### AIM OF THE EXERCISE
Select the lines of the records containing the word "дома" and list them.

### DATA

##############################

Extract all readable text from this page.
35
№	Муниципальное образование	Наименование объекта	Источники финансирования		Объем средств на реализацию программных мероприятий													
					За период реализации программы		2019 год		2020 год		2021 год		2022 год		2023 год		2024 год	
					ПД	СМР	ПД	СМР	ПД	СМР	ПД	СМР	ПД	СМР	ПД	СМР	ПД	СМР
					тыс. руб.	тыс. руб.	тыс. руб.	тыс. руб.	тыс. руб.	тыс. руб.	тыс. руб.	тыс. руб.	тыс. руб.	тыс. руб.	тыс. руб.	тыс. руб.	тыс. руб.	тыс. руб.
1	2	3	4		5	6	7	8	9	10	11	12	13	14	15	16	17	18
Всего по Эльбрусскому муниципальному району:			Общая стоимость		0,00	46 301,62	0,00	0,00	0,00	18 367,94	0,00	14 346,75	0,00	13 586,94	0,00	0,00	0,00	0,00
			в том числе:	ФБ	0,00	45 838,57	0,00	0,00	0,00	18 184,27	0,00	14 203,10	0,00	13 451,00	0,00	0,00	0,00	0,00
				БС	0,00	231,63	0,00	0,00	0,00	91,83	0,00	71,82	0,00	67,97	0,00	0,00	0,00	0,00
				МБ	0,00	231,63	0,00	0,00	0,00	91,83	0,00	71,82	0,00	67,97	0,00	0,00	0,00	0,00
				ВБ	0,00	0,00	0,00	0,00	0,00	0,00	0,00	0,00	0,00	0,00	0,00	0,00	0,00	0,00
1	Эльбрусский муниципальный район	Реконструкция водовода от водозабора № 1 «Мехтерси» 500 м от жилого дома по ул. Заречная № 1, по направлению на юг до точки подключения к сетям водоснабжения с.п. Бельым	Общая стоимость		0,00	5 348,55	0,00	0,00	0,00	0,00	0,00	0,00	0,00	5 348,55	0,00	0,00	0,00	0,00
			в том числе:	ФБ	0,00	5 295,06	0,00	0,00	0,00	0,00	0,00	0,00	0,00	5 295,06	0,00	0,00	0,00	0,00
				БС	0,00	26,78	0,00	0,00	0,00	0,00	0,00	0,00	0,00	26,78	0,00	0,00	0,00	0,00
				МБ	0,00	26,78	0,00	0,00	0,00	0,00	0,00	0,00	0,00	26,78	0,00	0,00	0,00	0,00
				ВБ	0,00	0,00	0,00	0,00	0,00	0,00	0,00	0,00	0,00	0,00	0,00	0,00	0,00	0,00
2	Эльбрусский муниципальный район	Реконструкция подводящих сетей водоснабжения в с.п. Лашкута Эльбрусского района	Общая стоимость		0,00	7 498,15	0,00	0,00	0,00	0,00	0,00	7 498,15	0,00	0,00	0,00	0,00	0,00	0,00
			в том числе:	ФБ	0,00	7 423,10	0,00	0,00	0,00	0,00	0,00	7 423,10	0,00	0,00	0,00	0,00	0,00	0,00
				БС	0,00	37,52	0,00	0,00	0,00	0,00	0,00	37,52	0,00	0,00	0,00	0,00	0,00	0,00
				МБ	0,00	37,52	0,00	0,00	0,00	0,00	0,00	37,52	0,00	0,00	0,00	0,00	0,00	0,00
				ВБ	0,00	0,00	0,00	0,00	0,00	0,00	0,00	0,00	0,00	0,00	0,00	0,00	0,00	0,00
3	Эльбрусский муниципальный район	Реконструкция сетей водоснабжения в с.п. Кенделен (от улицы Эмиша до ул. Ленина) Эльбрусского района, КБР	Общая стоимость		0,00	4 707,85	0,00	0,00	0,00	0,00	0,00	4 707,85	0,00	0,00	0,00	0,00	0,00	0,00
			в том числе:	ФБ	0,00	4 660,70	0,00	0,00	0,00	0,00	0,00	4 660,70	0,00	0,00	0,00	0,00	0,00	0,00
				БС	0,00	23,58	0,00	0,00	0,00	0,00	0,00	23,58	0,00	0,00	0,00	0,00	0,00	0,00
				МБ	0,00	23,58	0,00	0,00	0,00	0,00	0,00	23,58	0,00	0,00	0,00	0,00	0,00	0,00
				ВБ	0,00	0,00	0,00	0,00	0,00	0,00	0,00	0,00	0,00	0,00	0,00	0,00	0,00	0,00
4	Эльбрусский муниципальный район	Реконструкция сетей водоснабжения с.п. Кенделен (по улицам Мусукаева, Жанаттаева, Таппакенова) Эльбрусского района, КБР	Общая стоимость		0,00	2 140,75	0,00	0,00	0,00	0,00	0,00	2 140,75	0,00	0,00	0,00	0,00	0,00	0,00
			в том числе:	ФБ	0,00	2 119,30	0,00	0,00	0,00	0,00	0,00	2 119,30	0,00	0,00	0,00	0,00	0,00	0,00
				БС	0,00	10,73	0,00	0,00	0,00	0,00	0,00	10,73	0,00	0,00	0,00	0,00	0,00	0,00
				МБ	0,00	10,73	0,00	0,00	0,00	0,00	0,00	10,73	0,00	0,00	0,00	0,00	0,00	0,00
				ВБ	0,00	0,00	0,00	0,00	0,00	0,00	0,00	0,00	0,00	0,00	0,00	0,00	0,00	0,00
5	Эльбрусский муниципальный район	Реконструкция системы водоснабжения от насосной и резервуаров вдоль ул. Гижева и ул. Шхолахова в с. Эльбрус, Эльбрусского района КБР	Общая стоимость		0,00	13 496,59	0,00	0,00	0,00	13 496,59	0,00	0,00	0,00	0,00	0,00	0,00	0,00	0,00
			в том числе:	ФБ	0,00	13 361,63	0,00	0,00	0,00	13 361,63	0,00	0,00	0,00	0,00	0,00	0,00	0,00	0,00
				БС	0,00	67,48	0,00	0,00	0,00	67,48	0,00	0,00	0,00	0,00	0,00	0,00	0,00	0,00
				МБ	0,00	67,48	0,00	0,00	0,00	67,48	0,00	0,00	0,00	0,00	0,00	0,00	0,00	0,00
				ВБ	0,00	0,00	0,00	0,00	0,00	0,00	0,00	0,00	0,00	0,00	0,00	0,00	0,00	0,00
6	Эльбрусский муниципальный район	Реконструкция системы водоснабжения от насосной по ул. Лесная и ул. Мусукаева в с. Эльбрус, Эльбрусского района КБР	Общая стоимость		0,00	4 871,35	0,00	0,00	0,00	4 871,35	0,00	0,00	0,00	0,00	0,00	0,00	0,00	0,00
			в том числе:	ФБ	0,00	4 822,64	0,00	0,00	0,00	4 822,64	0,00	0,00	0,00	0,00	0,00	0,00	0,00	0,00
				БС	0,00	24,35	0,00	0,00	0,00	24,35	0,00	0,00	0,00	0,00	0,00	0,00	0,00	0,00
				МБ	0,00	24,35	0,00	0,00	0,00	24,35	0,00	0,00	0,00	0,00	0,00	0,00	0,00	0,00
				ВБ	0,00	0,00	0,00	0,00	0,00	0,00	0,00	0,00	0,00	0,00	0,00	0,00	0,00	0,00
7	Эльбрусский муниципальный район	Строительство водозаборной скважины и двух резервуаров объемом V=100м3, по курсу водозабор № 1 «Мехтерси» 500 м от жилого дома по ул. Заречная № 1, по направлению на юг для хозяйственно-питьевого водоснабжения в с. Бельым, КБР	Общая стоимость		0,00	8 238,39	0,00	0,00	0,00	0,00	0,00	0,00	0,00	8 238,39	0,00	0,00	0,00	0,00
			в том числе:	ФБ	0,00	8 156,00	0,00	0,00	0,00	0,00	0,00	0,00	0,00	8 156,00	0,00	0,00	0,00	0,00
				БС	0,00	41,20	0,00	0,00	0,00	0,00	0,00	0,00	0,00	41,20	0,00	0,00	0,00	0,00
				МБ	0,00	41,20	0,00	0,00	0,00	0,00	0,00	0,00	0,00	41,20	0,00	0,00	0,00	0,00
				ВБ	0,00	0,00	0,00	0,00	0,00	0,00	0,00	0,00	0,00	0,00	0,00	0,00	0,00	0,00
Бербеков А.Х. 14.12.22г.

##############################

### THE REPLY
1	Эльбрусский муниципальный район	Реконструкция водовода от водозабора № 1 «Мехтерси» 500 м от жилого дома по ул. Заречная № 1, по направлению на юг до точки подключения к сетям водоснабжения с.п. Бельым	Общая стоимость		0,00	5 348,55	0,00	0,00	0,00	0,00	0,00	0,00	0,00	5 348,55	0,00	0,00	0,00	0,00
7	Эльбрусский муниципальный район	Строительство водозаборной скважины и двух резервуаров объемом V=100м3, по курсу водозабор № 1 «Мехтерси» 500 м от жилого дома по ул. Заречная № 1, по направлению на юг для хозяйственно-питьевого водоснабжения в с. Бельым, КБР	Общая стоимость		0,00	8 238,39	0,00	0,00	0,00	0,00	0,00	0,00	0,00	8 238,39	0,00	0,00	0,00	0,00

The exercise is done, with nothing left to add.